Exercise →
Can you print every record below exactly as written?

Records shown →
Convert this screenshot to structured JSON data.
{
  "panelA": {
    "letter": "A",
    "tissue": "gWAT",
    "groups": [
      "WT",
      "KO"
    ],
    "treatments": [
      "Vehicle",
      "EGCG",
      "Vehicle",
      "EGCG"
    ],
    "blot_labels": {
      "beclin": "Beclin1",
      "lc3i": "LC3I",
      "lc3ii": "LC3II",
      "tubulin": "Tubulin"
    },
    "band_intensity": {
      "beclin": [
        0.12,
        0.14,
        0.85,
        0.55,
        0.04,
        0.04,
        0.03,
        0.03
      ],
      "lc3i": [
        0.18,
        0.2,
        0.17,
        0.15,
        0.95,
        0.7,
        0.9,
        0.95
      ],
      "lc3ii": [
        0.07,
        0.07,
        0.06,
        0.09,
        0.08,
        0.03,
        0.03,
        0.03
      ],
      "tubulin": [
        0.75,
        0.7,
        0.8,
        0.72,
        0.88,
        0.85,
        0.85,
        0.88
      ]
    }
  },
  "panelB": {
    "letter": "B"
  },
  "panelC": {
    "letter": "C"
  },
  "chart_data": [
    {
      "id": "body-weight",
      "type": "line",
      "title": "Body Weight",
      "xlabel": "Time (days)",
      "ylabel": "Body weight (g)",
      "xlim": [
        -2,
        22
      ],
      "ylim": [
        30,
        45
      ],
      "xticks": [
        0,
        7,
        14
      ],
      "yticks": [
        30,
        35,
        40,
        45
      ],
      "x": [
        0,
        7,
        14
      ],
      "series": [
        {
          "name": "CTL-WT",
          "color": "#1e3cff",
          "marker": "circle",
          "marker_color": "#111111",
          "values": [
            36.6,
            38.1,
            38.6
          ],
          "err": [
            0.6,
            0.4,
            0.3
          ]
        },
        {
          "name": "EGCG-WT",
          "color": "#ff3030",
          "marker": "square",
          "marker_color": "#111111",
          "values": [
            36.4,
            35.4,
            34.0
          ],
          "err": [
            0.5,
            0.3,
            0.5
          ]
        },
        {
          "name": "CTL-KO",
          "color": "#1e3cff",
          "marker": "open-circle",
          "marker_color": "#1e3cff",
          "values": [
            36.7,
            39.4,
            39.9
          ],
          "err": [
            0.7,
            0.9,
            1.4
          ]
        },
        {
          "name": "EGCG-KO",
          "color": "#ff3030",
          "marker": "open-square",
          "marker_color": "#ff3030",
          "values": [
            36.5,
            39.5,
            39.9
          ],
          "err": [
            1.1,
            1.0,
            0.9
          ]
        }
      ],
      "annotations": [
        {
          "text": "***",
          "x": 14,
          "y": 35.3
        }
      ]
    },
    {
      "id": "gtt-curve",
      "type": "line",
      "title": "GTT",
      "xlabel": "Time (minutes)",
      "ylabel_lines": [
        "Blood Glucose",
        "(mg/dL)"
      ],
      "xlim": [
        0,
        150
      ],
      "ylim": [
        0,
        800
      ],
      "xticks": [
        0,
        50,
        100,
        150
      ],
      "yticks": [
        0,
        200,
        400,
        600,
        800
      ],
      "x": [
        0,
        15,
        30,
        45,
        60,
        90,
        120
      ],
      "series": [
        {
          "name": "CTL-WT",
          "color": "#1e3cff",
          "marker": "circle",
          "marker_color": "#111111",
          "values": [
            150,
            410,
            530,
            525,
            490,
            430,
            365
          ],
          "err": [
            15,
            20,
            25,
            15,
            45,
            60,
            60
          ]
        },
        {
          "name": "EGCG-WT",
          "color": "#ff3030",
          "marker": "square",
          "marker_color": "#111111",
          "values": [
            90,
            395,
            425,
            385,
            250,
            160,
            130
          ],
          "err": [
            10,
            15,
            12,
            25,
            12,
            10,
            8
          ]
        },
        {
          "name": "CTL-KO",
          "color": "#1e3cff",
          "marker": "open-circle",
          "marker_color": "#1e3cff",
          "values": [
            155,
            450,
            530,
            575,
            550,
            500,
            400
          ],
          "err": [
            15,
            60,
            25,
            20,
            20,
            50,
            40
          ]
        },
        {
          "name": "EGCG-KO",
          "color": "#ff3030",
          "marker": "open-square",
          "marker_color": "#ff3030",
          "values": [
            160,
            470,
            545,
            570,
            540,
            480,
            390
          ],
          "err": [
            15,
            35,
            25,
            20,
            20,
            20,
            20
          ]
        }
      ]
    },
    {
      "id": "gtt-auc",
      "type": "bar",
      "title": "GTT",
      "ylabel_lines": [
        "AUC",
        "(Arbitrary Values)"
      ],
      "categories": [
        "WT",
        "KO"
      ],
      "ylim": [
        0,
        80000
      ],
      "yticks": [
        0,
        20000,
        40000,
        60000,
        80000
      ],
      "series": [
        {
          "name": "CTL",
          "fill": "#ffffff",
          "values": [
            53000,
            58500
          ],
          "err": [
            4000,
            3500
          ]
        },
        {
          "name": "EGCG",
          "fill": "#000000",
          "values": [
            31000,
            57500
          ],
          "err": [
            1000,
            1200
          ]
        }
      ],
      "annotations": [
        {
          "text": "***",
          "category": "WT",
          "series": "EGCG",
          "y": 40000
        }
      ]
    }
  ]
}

Response for this exercise →
Convert this screenshot to structured JSON data.
{
  "panelA": {
    "letter": "A",
    "tissue": "gWAT",
    "groups": [
      "WT",
      "KO"
    ],
    "treatments": [
      "Vehicle",
      "EGCG",
      "Vehicle",
      "EGCG"
    ],
    "blot_labels": {
      "beclin": "Beclin1",
      "lc3i": "LC3I",
      "lc3ii": "LC3II",
      "tubulin": "Tubulin"
    },
    "band_intensity": {
      "beclin": [
        0.12,
        0.14,
        0.85,
        0.55,
        0.04,
        0.04,
        0.03,
        0.03
      ],
      "lc3i": [
        0.18,
        0.2,
        0.17,
        0.15,
        0.95,
        0.7,
        0.9,
        0.95
      ],
      "lc3ii": [
        0.07,
        0.07,
        0.06,
        0.09,
        0.08,
        0.03,
        0.03,
        0.03
      ],
      "tubulin": [
        0.75,
        0.7,
        0.8,
        0.72,
        0.88,
        0.85,
        0.85,
        0.88
      ]
    }
  },
  "panelB": {
    "letter": "B"
  },
  "panelC": {
    "letter": "C"
  },
  "chart_data": [
    {
      "id": "body-weight",
      "type": "line",
      "title": "Body Weight",
      "xlabel": "Time (days)",
      "ylabel": "Body weight (g)",
      "xlim": [
        -2,
        22
      ],
      "ylim": [
        30,
        45
      ],
      "xticks": [
        0,
        7,
        14
      ],
      "yticks": [
        30,
        35,
        40,
        45
      ],
      "x": [
        0,
        7,
        14
      ],
      "series": [
        {
          "name": "CTL-WT",
          "color": "#1e3cff",
          "marker": "circle",
          "marker_color": "#111111",
          "values": [
            36.6,
            38.1,
            38.6
          ],
          "err": [
            0.6,
            0.4,
            0.3
          ]
        },
        {
          "name": "EGCG-WT",
          "color": "#ff3030",
          "marker": "square",
          "marker_color": "#111111",
          "values": [
            36.4,
            35.4,
            34.0
          ],
          "err": [
            0.5,
            0.3,
            0.5
          ]
        },
        {
          "name": "CTL-KO",
          "color": "#1e3cff",
          "marker": "open-circle",
          "marker_color": "#1e3cff",
          "values": [
            36.7,
            39.4,
            39.9
          ],
          "err": [
            0.7,
            0.9,
            1.4
          ]
        },
        {
          "name": "EGCG-KO",
          "color": "#ff3030",
          "marker": "open-square",
          "marker_color": "#ff3030",
          "values": [
            36.5,
            39.5,
            39.9
          ],
          "err": [
            1.1,
            1.0,
            0.9
          ]
        }
      ],
      "annotations": [
        {
          "text": "***",
          "x": 14,
          "y": 35.3
        }
      ]
    },
    {
      "id": "gtt-curve",
      "type": "line",
      "title": "GTT",
      "xlabel": "Time (minutes)",
      "ylabel_lines": [
        "Blood Glucose",
        "(mg/dL)"
      ],
      "xlim": [
        0,
        150
      ],
      "ylim": [
        0,
        800
      ],
      "xticks": [
        0,
        50,
        100,
        150
      ],
      "yticks": [
        0,
        200,
        400,
        600,
        800
      ],
      "x": [
        0,
        15,
        30,
        45,
        60,
        90,
        120
      ],
      "series": [
        {
          "name": "CTL-WT",
          "color": "#1e3cff",
          "marker": "circle",
          "marker_color": "#111111",
          "values": [
            150,
            410,
            530,
            525,
            490,
            430,
            365
          ],
          "err": [
            15,
            20,
            25,
            15,
            45,
            60,
            60
          ]
        },
        {
          "name": "EGCG-WT",
          "color": "#ff3030",
          "marker": "square",
          "marker_color": "#111111",
          "values": [
            90,
            395,
            425,
            385,
            250,
            160,
            130
          ],
          "err": [
            10,
            15,
            12,
            25,
            12,
            10,
            8
          ]
        },
        {
          "name": "CTL-KO",
          "color": "#1e3cff",
          "marker": "open-circle",
          "marker_color": "#1e3cff",
          "values": [
            155,
            450,
            530,
            575,
            550,
            500,
            400
          ],
          "err": [
            15,
            60,
            25,
            20,
            20,
            50,
            40
          ]
        },
        {
          "name": "EGCG-KO",
          "color": "#ff3030",
          "marker": "open-square",
          "marker_color": "#ff3030",
          "values": [
            160,
            470,
            545,
            570,
            540,
            480,
            390
          ],
          "err": [
            15,
            35,
            25,
            20,
            20,
            20,
            20
          ]
        }
      ]
    },
    {
      "id": "gtt-auc",
      "type": "bar",
      "title": "GTT",
      "ylabel_lines": [
        "AUC",
        "(Arbitrary Values)"
      ],
      "categories": [
        "WT",
        "KO"
      ],
      "ylim": [
        0,
        80000
      ],
      "yticks": [
        0,
        20000,
        40000,
        60000,
        80000
      ],
      "series": [
        {
          "name": "CTL",
          "fill": "#ffffff",
          "values": [
            53000,
            58500
          ],
          "err": [
            4000,
            3500
          ]
        },
        {
          "name": "EGCG",
          "fill": "#000000",
          "values": [
            31000,
            57500
          ],
          "err": [
            1000,
            1200
          ]
        }
      ],
      "annotations": [
        {
          "text": "***",
          "category": "WT",
          "series": "EGCG",
          "y": 40000
        }
      ]
    }
  ]
}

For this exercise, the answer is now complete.